> Stated problem
Copy every line of the entries that includes the word "this".

> Information provided
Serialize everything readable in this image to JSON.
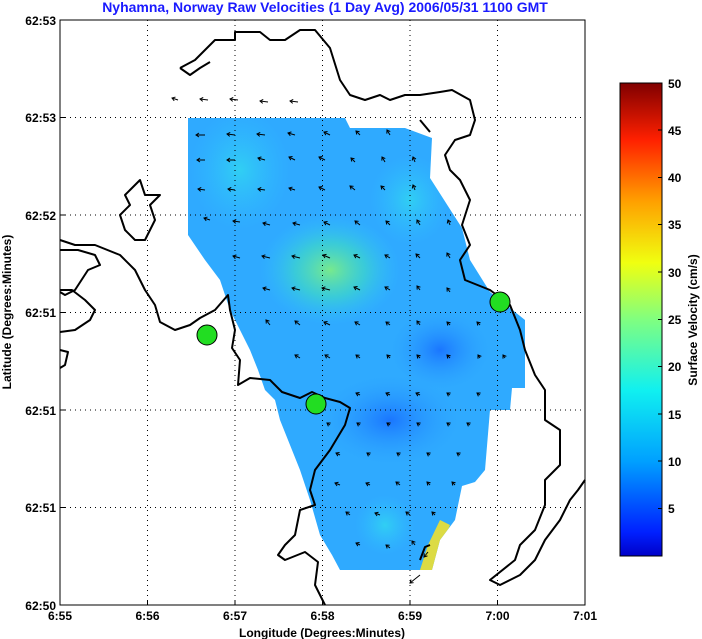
{
  "title": "Nyhamna, Norway Raw Velocities (1 Day Avg) 2006/05/31 1100 GMT",
  "xlabel": "Longitude (Degrees:Minutes)",
  "ylabel": "Latitude (Degrees:Minutes)",
  "x_ticks": [
    "6:55",
    "6:56",
    "6:57",
    "6:58",
    "6:59",
    "7:00",
    "7:01"
  ],
  "y_ticks": [
    "62:53",
    "62:53",
    "62:52",
    "62:51",
    "62:51",
    "62:51",
    "62:50"
  ],
  "colorbar": {
    "label": "Surface Velocity (cm/s)",
    "ticks": [
      "50",
      "45",
      "40",
      "35",
      "30",
      "25",
      "20",
      "15",
      "10",
      "5"
    ],
    "range": [
      0,
      50
    ],
    "colormap": "jet"
  },
  "grid": "dotted",
  "stations": [
    {
      "name": "",
      "lon": "6:56.67",
      "lat": "62:51.1"
    },
    {
      "name": "",
      "lon": "6:57.9",
      "lat": "62:50.9"
    },
    {
      "name": "",
      "lon": "7:00.0",
      "lat": "62:51.2"
    }
  ],
  "colors": {
    "title": "#1a1aff",
    "station_fill": "#22dd22",
    "coast": "#000000",
    "field_dominant": "#2fa8ff"
  }
}
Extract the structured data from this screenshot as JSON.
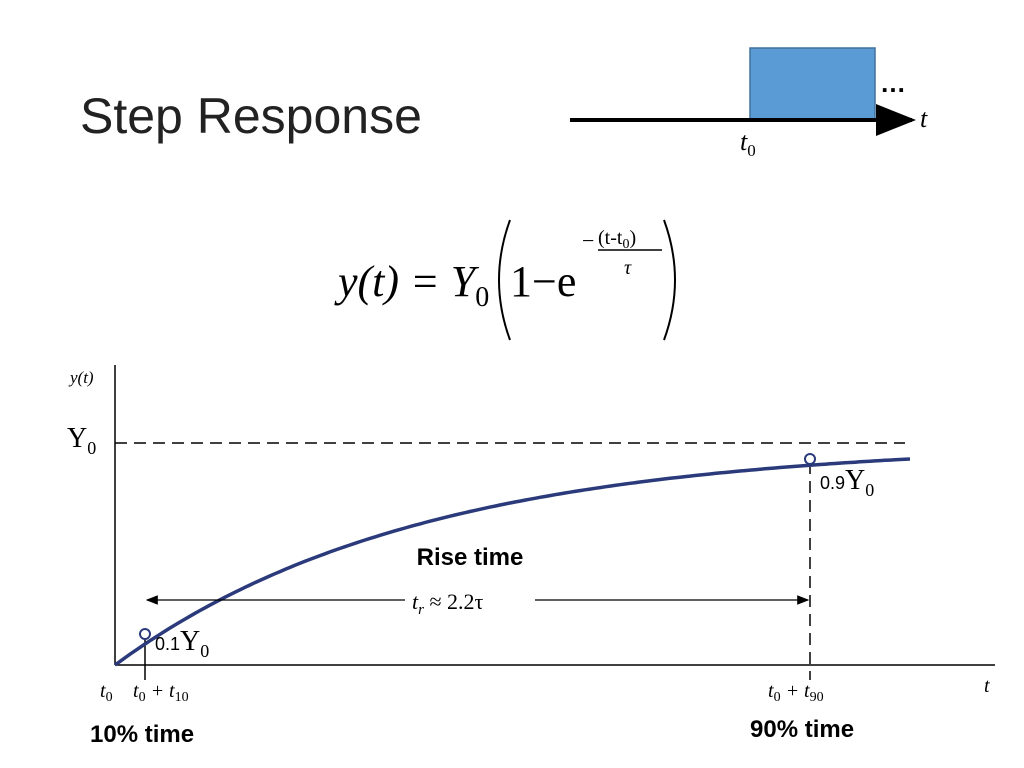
{
  "title": "Step Response",
  "step": {
    "t": "t",
    "t0": {
      "base": "t",
      "sub": "0"
    },
    "ellipsis": "…"
  },
  "equation": {
    "lhs": "y(t) = Y",
    "lhs_sub": "0",
    "one_minus_e": "1−e",
    "minus": "−",
    "num_open": "(t-t",
    "num_sub": "0",
    "num_close": ")",
    "den": "τ"
  },
  "plot": {
    "y_label": "y(t)",
    "y0": {
      "base": "Y",
      "sub": "0"
    },
    "p90": {
      "coef": "0.9",
      "base": "Y",
      "sub": "0"
    },
    "p10": {
      "coef": "0.1",
      "base": "Y",
      "sub": "0"
    },
    "rise_time": "Rise time",
    "rise_formula": {
      "base": "t",
      "sub": "r",
      "rest": " ≈ 2.2τ"
    },
    "x_label": "t",
    "x_ticks": [
      {
        "base": "t",
        "sub": "0"
      },
      {
        "base": "t",
        "sub": "0",
        "plus": " + t",
        "sub2": "10"
      },
      {
        "base": "t",
        "sub": "0",
        "plus": " + t",
        "sub2": "90"
      }
    ],
    "time10": "10% time",
    "time90": "90% time"
  }
}
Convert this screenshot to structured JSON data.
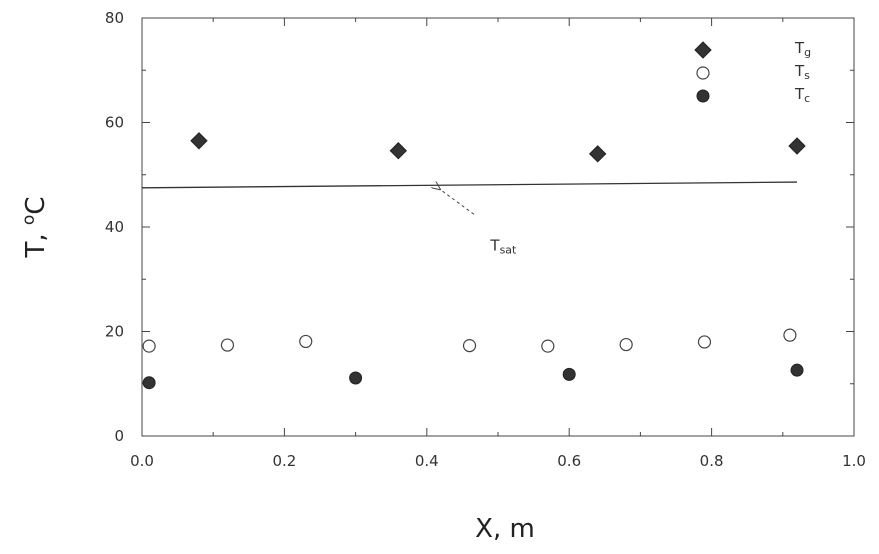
{
  "chart_data": {
    "type": "scatter",
    "xlabel": "X, m",
    "ylabel_main": "T, ",
    "ylabel_sup": "o",
    "ylabel_unit": "C",
    "xlim": [
      0.0,
      1.0
    ],
    "ylim": [
      0,
      80
    ],
    "x_ticks": [
      0.0,
      0.2,
      0.4,
      0.6,
      0.8,
      1.0
    ],
    "x_tick_labels": [
      "0.0",
      "0.2",
      "0.4",
      "0.6",
      "0.8",
      "1.0"
    ],
    "y_ticks": [
      0,
      20,
      40,
      60,
      80
    ],
    "y_tick_labels": [
      "0",
      "20",
      "40",
      "60",
      "80"
    ],
    "grid": false,
    "legend_position": "top-right",
    "series": [
      {
        "name": "Tg",
        "label_main": "T",
        "label_sub": "g",
        "marker": "diamond-filled",
        "color": "#333333",
        "x": [
          0.08,
          0.36,
          0.64,
          0.92
        ],
        "y": [
          56.5,
          54.6,
          54.0,
          55.5
        ]
      },
      {
        "name": "Ts",
        "label_main": "T",
        "label_sub": "s",
        "marker": "circle-open",
        "color": "#333333",
        "x": [
          0.01,
          0.12,
          0.23,
          0.46,
          0.57,
          0.68,
          0.79,
          0.91
        ],
        "y": [
          17.2,
          17.4,
          18.1,
          17.3,
          17.2,
          17.5,
          18.0,
          19.3
        ]
      },
      {
        "name": "Tc",
        "label_main": "T",
        "label_sub": "c",
        "marker": "circle-filled",
        "color": "#333333",
        "x": [
          0.01,
          0.3,
          0.6,
          0.92
        ],
        "y": [
          10.2,
          11.1,
          11.8,
          12.6
        ]
      }
    ],
    "reference_line": {
      "label_main": "T",
      "label_sub": "sat",
      "x": [
        0.0,
        0.92
      ],
      "y": [
        47.5,
        48.6
      ],
      "arrow_target": [
        0.41,
        47.8
      ],
      "label_anchor": [
        0.45,
        35.5
      ]
    }
  }
}
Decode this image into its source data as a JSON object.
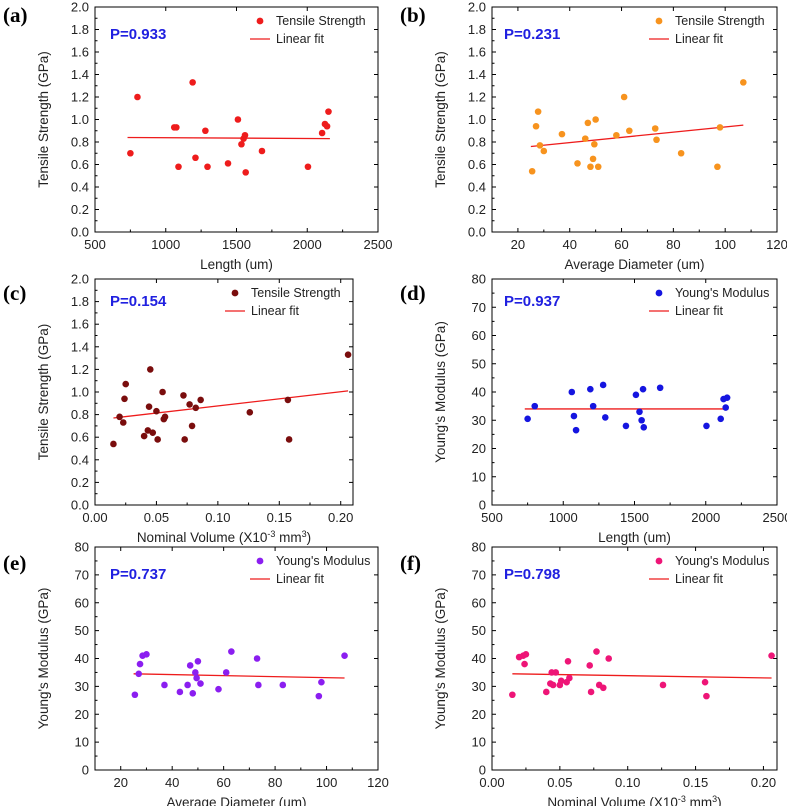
{
  "figure": {
    "colors": {
      "text": "#222222",
      "axis": "#000000",
      "fit_line": "#ee1c1c",
      "pvalue": "#2020e0"
    }
  },
  "chart_data": [
    {
      "label": "(a)",
      "type": "scatter",
      "xlabel": "Length (um)",
      "ylabel": "Tensile Strength (GPa)",
      "xlim": [
        500,
        2500
      ],
      "ylim": [
        0.0,
        2.0
      ],
      "xticks": [
        "500",
        "1000",
        "1500",
        "2000",
        "2500"
      ],
      "yticks": [
        "0.0",
        "0.2",
        "0.4",
        "0.6",
        "0.8",
        "1.0",
        "1.2",
        "1.4",
        "1.6",
        "1.8",
        "2.0"
      ],
      "legend": {
        "series": "Tensile Strength",
        "fit": "Linear fit",
        "position": "top-right"
      },
      "pvalue": "P=0.933",
      "color": "#ee1c1c",
      "x": [
        750,
        800,
        1060,
        1075,
        1090,
        1190,
        1210,
        1280,
        1295,
        1440,
        1510,
        1535,
        1550,
        1560,
        1565,
        1680,
        2005,
        2105,
        2125,
        2140,
        2150
      ],
      "y": [
        0.7,
        1.2,
        0.93,
        0.93,
        0.58,
        1.33,
        0.66,
        0.9,
        0.58,
        0.61,
        1.0,
        0.78,
        0.83,
        0.86,
        0.53,
        0.72,
        0.58,
        0.88,
        0.96,
        0.94,
        1.07
      ],
      "fit": {
        "x": [
          730,
          2160
        ],
        "y": [
          0.84,
          0.83
        ]
      }
    },
    {
      "label": "(b)",
      "type": "scatter",
      "xlabel": "Average Diameter (um)",
      "ylabel": "Tensile Strength (GPa)",
      "xlim": [
        10,
        120
      ],
      "ylim": [
        0.0,
        2.0
      ],
      "xticks": [
        "20",
        "40",
        "60",
        "80",
        "100",
        "120"
      ],
      "yticks": [
        "0.0",
        "0.2",
        "0.4",
        "0.6",
        "0.8",
        "1.0",
        "1.2",
        "1.4",
        "1.6",
        "1.8",
        "2.0"
      ],
      "legend": {
        "series": "Tensile Strength",
        "fit": "Linear fit",
        "position": "top-right"
      },
      "pvalue": "P=0.231",
      "color": "#f7931e",
      "x": [
        25.5,
        27,
        27.8,
        28.5,
        30,
        37,
        43,
        46,
        47,
        48,
        49,
        49.5,
        50,
        51,
        58,
        61,
        63,
        73,
        73.5,
        83,
        97,
        98,
        107
      ],
      "y": [
        0.54,
        0.94,
        1.07,
        0.77,
        0.72,
        0.87,
        0.61,
        0.83,
        0.97,
        0.58,
        0.65,
        0.78,
        1.0,
        0.58,
        0.86,
        1.2,
        0.9,
        0.92,
        0.82,
        0.7,
        0.58,
        0.93,
        1.33
      ],
      "fit": {
        "x": [
          25,
          107
        ],
        "y": [
          0.76,
          0.95
        ]
      }
    },
    {
      "label": "(c)",
      "type": "scatter",
      "xlabel": "Nominal Volume (X10",
      "xlabel_sup": "-3",
      "xlabel_tail": " mm",
      "xlabel_sup2": "3",
      "xlabel_end": ")",
      "ylabel": "Tensile Strength (GPa)",
      "xlim": [
        0.0,
        0.21
      ],
      "ylim": [
        0.0,
        2.0
      ],
      "xticks": [
        "0.00",
        "0.05",
        "0.10",
        "0.15",
        "0.20"
      ],
      "yticks": [
        "0.0",
        "0.2",
        "0.4",
        "0.6",
        "0.8",
        "1.0",
        "1.2",
        "1.4",
        "1.6",
        "1.8",
        "2.0"
      ],
      "legend": {
        "series": "Tensile Strength",
        "fit": "Linear fit",
        "position": "top-right"
      },
      "pvalue": "P=0.154",
      "color": "#7a0d0d",
      "x": [
        0.015,
        0.02,
        0.023,
        0.024,
        0.025,
        0.04,
        0.043,
        0.044,
        0.045,
        0.047,
        0.05,
        0.051,
        0.055,
        0.056,
        0.057,
        0.072,
        0.073,
        0.077,
        0.079,
        0.082,
        0.086,
        0.126,
        0.157,
        0.158,
        0.206
      ],
      "y": [
        0.54,
        0.78,
        0.73,
        0.94,
        1.07,
        0.61,
        0.66,
        0.87,
        1.2,
        0.64,
        0.83,
        0.58,
        1.0,
        0.76,
        0.78,
        0.97,
        0.58,
        0.89,
        0.7,
        0.86,
        0.93,
        0.82,
        0.93,
        0.58,
        1.33
      ],
      "fit": {
        "x": [
          0.015,
          0.206
        ],
        "y": [
          0.77,
          1.01
        ]
      }
    },
    {
      "label": "(d)",
      "type": "scatter",
      "xlabel": "Length (um)",
      "ylabel": "Young's Modulus (GPa)",
      "xlim": [
        500,
        2500
      ],
      "ylim": [
        0,
        80
      ],
      "xticks": [
        "500",
        "1000",
        "1500",
        "2000",
        "2500"
      ],
      "yticks": [
        "0",
        "10",
        "20",
        "30",
        "40",
        "50",
        "60",
        "70",
        "80"
      ],
      "legend": {
        "series": "Young's Modulus",
        "fit": "Linear fit",
        "position": "top-right"
      },
      "pvalue": "P=0.937",
      "color": "#1515e0",
      "x": [
        750,
        800,
        1060,
        1075,
        1090,
        1190,
        1210,
        1280,
        1295,
        1440,
        1510,
        1535,
        1550,
        1560,
        1565,
        1680,
        2005,
        2105,
        2125,
        2140,
        2150
      ],
      "y": [
        30.5,
        35.0,
        40.0,
        31.5,
        26.5,
        41.0,
        35.0,
        42.5,
        31.0,
        28.0,
        39.0,
        33.0,
        30.0,
        41.0,
        27.5,
        41.5,
        28.0,
        30.5,
        37.5,
        34.5,
        38.0
      ],
      "fit": {
        "x": [
          730,
          2160
        ],
        "y": [
          34.0,
          34.0
        ]
      }
    },
    {
      "label": "(e)",
      "type": "scatter",
      "xlabel": "Average Diameter (um)",
      "ylabel": "Young's Modulus (GPa)",
      "xlim": [
        10,
        120
      ],
      "ylim": [
        0,
        80
      ],
      "xticks": [
        "20",
        "40",
        "60",
        "80",
        "100",
        "120"
      ],
      "yticks": [
        "0",
        "10",
        "20",
        "30",
        "40",
        "50",
        "60",
        "70",
        "80"
      ],
      "legend": {
        "series": "Young's Modulus",
        "fit": "Linear fit",
        "position": "top-right"
      },
      "pvalue": "P=0.737",
      "color": "#8b1ef0",
      "x": [
        25.5,
        27,
        27.5,
        28.5,
        30,
        37,
        43,
        46,
        47,
        48,
        49,
        49.5,
        50,
        51,
        58,
        61,
        63,
        73,
        73.5,
        83,
        97,
        98,
        107
      ],
      "y": [
        27.0,
        34.5,
        38.0,
        41.0,
        41.5,
        30.5,
        28.0,
        30.5,
        37.5,
        27.5,
        35.0,
        33.0,
        39.0,
        31.0,
        29.0,
        35.0,
        42.5,
        40.0,
        30.5,
        30.5,
        26.5,
        31.5,
        41.0
      ],
      "fit": {
        "x": [
          25,
          107
        ],
        "y": [
          34.5,
          33.0
        ]
      }
    },
    {
      "label": "(f)",
      "type": "scatter",
      "xlabel": "Nominal Volume (X10",
      "xlabel_sup": "-3",
      "xlabel_tail": " mm",
      "xlabel_sup2": "3",
      "xlabel_end": ")",
      "ylabel": "Young's Modulus (GPa)",
      "xlim": [
        0.0,
        0.21
      ],
      "ylim": [
        0,
        80
      ],
      "xticks": [
        "0.00",
        "0.05",
        "0.10",
        "0.15",
        "0.20"
      ],
      "yticks": [
        "0",
        "10",
        "20",
        "30",
        "40",
        "50",
        "60",
        "70",
        "80"
      ],
      "legend": {
        "series": "Young's Modulus",
        "fit": "Linear fit",
        "position": "top-right"
      },
      "pvalue": "P=0.798",
      "color": "#ee1577",
      "x": [
        0.015,
        0.02,
        0.023,
        0.024,
        0.025,
        0.04,
        0.043,
        0.044,
        0.045,
        0.047,
        0.05,
        0.051,
        0.055,
        0.056,
        0.057,
        0.072,
        0.073,
        0.077,
        0.079,
        0.082,
        0.086,
        0.126,
        0.157,
        0.158,
        0.206
      ],
      "y": [
        27.0,
        40.5,
        41.0,
        38.0,
        41.5,
        28.0,
        31.0,
        35.0,
        30.5,
        35.0,
        30.5,
        32.0,
        31.5,
        39.0,
        33.0,
        37.5,
        28.0,
        42.5,
        30.5,
        29.5,
        40.0,
        30.5,
        31.5,
        26.5,
        41.0
      ],
      "fit": {
        "x": [
          0.015,
          0.206
        ],
        "y": [
          34.5,
          33.0
        ]
      }
    }
  ]
}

> Result below
Serialize everything readable in this image to JSON.
Extract the structured data from this screenshot as JSON.
Convert this screenshot to structured JSON data.
Decode this image into its source data as a JSON object.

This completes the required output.